Records from a dataset:
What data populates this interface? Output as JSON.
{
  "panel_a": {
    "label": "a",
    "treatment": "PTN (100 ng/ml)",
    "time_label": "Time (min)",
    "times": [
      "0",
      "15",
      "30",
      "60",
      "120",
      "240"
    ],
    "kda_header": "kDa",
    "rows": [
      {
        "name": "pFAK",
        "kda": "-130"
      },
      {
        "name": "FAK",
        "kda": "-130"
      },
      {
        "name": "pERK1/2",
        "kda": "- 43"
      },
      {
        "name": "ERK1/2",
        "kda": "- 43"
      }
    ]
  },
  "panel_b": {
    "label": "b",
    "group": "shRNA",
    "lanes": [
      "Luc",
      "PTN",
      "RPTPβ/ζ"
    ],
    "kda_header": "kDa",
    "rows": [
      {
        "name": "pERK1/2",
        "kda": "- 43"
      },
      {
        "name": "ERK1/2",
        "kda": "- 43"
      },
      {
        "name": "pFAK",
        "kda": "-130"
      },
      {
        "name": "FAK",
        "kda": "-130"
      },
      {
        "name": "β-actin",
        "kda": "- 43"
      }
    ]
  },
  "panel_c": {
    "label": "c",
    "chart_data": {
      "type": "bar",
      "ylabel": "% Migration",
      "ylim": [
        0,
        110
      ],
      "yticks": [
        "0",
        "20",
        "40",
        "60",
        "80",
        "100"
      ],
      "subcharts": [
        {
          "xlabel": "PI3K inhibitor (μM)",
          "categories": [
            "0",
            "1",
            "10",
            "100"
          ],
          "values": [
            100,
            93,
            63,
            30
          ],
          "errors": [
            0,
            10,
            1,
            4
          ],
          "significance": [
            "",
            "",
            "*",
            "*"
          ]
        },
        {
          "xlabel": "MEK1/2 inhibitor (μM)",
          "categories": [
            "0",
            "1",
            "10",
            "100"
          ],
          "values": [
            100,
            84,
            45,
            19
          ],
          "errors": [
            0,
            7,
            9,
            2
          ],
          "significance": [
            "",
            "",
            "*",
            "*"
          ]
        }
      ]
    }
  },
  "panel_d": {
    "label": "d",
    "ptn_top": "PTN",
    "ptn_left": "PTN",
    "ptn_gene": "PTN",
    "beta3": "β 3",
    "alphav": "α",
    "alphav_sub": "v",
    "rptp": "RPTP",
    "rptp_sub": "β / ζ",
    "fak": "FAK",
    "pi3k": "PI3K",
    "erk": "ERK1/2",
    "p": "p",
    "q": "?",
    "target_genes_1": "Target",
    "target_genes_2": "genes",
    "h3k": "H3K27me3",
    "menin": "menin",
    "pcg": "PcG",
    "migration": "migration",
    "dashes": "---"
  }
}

What you are asked to do —
Set out every record in full, exactly as given.

Answer box —
What data populates this interface? Output as JSON.
{
  "panel_a": {
    "label": "a",
    "treatment": "PTN (100 ng/ml)",
    "time_label": "Time (min)",
    "times": [
      "0",
      "15",
      "30",
      "60",
      "120",
      "240"
    ],
    "kda_header": "kDa",
    "rows": [
      {
        "name": "pFAK",
        "kda": "-130"
      },
      {
        "name": "FAK",
        "kda": "-130"
      },
      {
        "name": "pERK1/2",
        "kda": "- 43"
      },
      {
        "name": "ERK1/2",
        "kda": "- 43"
      }
    ]
  },
  "panel_b": {
    "label": "b",
    "group": "shRNA",
    "lanes": [
      "Luc",
      "PTN",
      "RPTPβ/ζ"
    ],
    "kda_header": "kDa",
    "rows": [
      {
        "name": "pERK1/2",
        "kda": "- 43"
      },
      {
        "name": "ERK1/2",
        "kda": "- 43"
      },
      {
        "name": "pFAK",
        "kda": "-130"
      },
      {
        "name": "FAK",
        "kda": "-130"
      },
      {
        "name": "β-actin",
        "kda": "- 43"
      }
    ]
  },
  "panel_c": {
    "label": "c",
    "chart_data": {
      "type": "bar",
      "ylabel": "% Migration",
      "ylim": [
        0,
        110
      ],
      "yticks": [
        "0",
        "20",
        "40",
        "60",
        "80",
        "100"
      ],
      "subcharts": [
        {
          "xlabel": "PI3K inhibitor (μM)",
          "categories": [
            "0",
            "1",
            "10",
            "100"
          ],
          "values": [
            100,
            93,
            63,
            30
          ],
          "errors": [
            0,
            10,
            1,
            4
          ],
          "significance": [
            "",
            "",
            "*",
            "*"
          ]
        },
        {
          "xlabel": "MEK1/2 inhibitor (μM)",
          "categories": [
            "0",
            "1",
            "10",
            "100"
          ],
          "values": [
            100,
            84,
            45,
            19
          ],
          "errors": [
            0,
            7,
            9,
            2
          ],
          "significance": [
            "",
            "",
            "*",
            "*"
          ]
        }
      ]
    }
  },
  "panel_d": {
    "label": "d",
    "ptn_top": "PTN",
    "ptn_left": "PTN",
    "ptn_gene": "PTN",
    "beta3": "β 3",
    "alphav": "α",
    "alphav_sub": "v",
    "rptp": "RPTP",
    "rptp_sub": "β / ζ",
    "fak": "FAK",
    "pi3k": "PI3K",
    "erk": "ERK1/2",
    "p": "p",
    "q": "?",
    "target_genes_1": "Target",
    "target_genes_2": "genes",
    "h3k": "H3K27me3",
    "menin": "menin",
    "pcg": "PcG",
    "migration": "migration",
    "dashes": "---"
  }
}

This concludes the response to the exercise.